Records to process —
— BEGIN —

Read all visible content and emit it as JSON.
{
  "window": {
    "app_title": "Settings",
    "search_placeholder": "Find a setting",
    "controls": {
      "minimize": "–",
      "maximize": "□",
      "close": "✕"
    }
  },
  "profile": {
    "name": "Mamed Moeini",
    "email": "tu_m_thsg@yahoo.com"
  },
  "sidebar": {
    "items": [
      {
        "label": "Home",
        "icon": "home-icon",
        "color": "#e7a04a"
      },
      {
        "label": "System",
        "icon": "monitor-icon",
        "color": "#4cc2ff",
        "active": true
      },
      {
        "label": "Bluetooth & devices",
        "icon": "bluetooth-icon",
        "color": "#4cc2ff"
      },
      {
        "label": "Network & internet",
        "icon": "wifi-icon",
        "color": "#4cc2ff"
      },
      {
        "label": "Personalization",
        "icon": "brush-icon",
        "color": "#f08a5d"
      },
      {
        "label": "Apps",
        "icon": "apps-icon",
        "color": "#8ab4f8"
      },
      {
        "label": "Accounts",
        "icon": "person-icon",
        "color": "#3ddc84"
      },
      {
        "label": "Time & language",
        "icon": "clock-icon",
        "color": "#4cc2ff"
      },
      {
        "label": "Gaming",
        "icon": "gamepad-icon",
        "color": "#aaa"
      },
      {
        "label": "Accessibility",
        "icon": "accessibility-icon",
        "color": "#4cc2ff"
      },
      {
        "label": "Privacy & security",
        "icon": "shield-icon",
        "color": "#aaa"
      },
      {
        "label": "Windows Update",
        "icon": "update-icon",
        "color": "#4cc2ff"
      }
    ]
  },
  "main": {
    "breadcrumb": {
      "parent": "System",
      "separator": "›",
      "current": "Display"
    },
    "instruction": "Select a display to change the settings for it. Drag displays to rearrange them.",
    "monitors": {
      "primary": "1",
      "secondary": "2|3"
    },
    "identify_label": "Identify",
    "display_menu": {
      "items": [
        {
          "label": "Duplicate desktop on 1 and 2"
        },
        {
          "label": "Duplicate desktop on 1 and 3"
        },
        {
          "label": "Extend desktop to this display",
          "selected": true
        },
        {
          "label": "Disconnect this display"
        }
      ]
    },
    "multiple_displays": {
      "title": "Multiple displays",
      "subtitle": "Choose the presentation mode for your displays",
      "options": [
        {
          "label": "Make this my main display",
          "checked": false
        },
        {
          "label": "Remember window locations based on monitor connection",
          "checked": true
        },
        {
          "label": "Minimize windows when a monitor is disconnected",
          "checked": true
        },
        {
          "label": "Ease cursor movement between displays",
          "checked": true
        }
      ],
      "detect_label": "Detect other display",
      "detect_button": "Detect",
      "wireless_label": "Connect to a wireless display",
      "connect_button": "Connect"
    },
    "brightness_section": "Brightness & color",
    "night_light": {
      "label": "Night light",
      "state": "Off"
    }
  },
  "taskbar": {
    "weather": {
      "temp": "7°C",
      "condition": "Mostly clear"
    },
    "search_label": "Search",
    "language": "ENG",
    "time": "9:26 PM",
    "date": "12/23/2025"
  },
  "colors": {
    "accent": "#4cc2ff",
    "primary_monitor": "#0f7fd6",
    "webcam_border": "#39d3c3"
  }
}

— END —

Return each line of the data exactly as written above.

Read all visible content and emit it as JSON.
{
  "window": {
    "app_title": "Settings",
    "search_placeholder": "Find a setting",
    "controls": {
      "minimize": "–",
      "maximize": "□",
      "close": "✕"
    }
  },
  "profile": {
    "name": "Mamed Moeini",
    "email": "tu_m_thsg@yahoo.com"
  },
  "sidebar": {
    "items": [
      {
        "label": "Home",
        "icon": "home-icon",
        "color": "#e7a04a"
      },
      {
        "label": "System",
        "icon": "monitor-icon",
        "color": "#4cc2ff",
        "active": true
      },
      {
        "label": "Bluetooth & devices",
        "icon": "bluetooth-icon",
        "color": "#4cc2ff"
      },
      {
        "label": "Network & internet",
        "icon": "wifi-icon",
        "color": "#4cc2ff"
      },
      {
        "label": "Personalization",
        "icon": "brush-icon",
        "color": "#f08a5d"
      },
      {
        "label": "Apps",
        "icon": "apps-icon",
        "color": "#8ab4f8"
      },
      {
        "label": "Accounts",
        "icon": "person-icon",
        "color": "#3ddc84"
      },
      {
        "label": "Time & language",
        "icon": "clock-icon",
        "color": "#4cc2ff"
      },
      {
        "label": "Gaming",
        "icon": "gamepad-icon",
        "color": "#aaa"
      },
      {
        "label": "Accessibility",
        "icon": "accessibility-icon",
        "color": "#4cc2ff"
      },
      {
        "label": "Privacy & security",
        "icon": "shield-icon",
        "color": "#aaa"
      },
      {
        "label": "Windows Update",
        "icon": "update-icon",
        "color": "#4cc2ff"
      }
    ]
  },
  "main": {
    "breadcrumb": {
      "parent": "System",
      "separator": "›",
      "current": "Display"
    },
    "instruction": "Select a display to change the settings for it. Drag displays to rearrange them.",
    "monitors": {
      "primary": "1",
      "secondary": "2|3"
    },
    "identify_label": "Identify",
    "display_menu": {
      "items": [
        {
          "label": "Duplicate desktop on 1 and 2"
        },
        {
          "label": "Duplicate desktop on 1 and 3"
        },
        {
          "label": "Extend desktop to this display",
          "selected": true
        },
        {
          "label": "Disconnect this display"
        }
      ]
    },
    "multiple_displays": {
      "title": "Multiple displays",
      "subtitle": "Choose the presentation mode for your displays",
      "options": [
        {
          "label": "Make this my main display",
          "checked": false
        },
        {
          "label": "Remember window locations based on monitor connection",
          "checked": true
        },
        {
          "label": "Minimize windows when a monitor is disconnected",
          "checked": true
        },
        {
          "label": "Ease cursor movement between displays",
          "checked": true
        }
      ],
      "detect_label": "Detect other display",
      "detect_button": "Detect",
      "wireless_label": "Connect to a wireless display",
      "connect_button": "Connect"
    },
    "brightness_section": "Brightness & color",
    "night_light": {
      "label": "Night light",
      "state": "Off"
    }
  },
  "taskbar": {
    "weather": {
      "temp": "7°C",
      "condition": "Mostly clear"
    },
    "search_label": "Search",
    "language": "ENG",
    "time": "9:26 PM",
    "date": "12/23/2025"
  },
  "colors": {
    "accent": "#4cc2ff",
    "primary_monitor": "#0f7fd6",
    "webcam_border": "#39d3c3"
  }
}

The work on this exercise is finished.